| Given exercise |
Copy out the data below verbatim.

| Input records |

= = = = = = =

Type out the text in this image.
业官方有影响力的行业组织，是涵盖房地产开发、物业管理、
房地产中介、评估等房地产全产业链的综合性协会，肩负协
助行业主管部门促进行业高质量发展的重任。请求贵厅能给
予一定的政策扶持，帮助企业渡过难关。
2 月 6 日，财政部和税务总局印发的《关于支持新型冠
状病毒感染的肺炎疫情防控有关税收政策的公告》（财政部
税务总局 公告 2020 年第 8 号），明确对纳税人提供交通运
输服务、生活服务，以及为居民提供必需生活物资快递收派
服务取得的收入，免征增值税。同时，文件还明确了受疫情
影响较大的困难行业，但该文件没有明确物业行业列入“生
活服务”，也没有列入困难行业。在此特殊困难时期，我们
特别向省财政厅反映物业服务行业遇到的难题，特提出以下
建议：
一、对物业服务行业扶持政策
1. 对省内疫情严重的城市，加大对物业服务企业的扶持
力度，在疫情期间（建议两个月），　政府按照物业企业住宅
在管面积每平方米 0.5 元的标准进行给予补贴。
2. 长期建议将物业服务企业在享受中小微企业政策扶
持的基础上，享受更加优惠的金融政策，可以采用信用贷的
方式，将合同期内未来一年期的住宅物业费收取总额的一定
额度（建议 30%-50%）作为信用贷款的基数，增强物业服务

= = = = = = =

| Solved problem |
Type out the text in this image.
业官方有影响力的行业组织，是涵盖房地产开发、物业管理、
房地产中介、评估等房地产全产业链的综合性协会，肩负协
助行业主管部门促进行业高质量发展的重任。请求贵厅能给
予一定的政策扶持，帮助企业渡过难关。
2 月 6 日，财政部和税务总局印发的《关于支持新型冠
状病毒感染的肺炎疫情防控有关税收政策的公告》（财政部
税务总局 公告 2020 年第 8 号），明确对纳税人提供交通运
输服务、生活服务，以及为居民提供必需生活物资快递收派
服务取得的收入，免征增值税。同时，文件还明确了受疫情
影响较大的困难行业，但该文件没有明确物业行业列入“生
活服务”，也没有列入困难行业。在此特殊困难时期，我们
特别向省财政厅反映物业服务行业遇到的难题，特提出以下
建议：
一、对物业服务行业扶持政策
1. 对省内疫情严重的城市，加大对物业服务企业的扶持
力度，在疫情期间（建议两个月），　政府按照物业企业住宅
在管面积每平方米 0.5 元的标准进行给予补贴。
2. 长期建议将物业服务企业在享受中小微企业政策扶
持的基础上，享受更加优惠的金融政策，可以采用信用贷的
方式，将合同期内未来一年期的住宅物业费收取总额的一定
额度（建议 30%-50%）作为信用贷款的基数，增强物业服务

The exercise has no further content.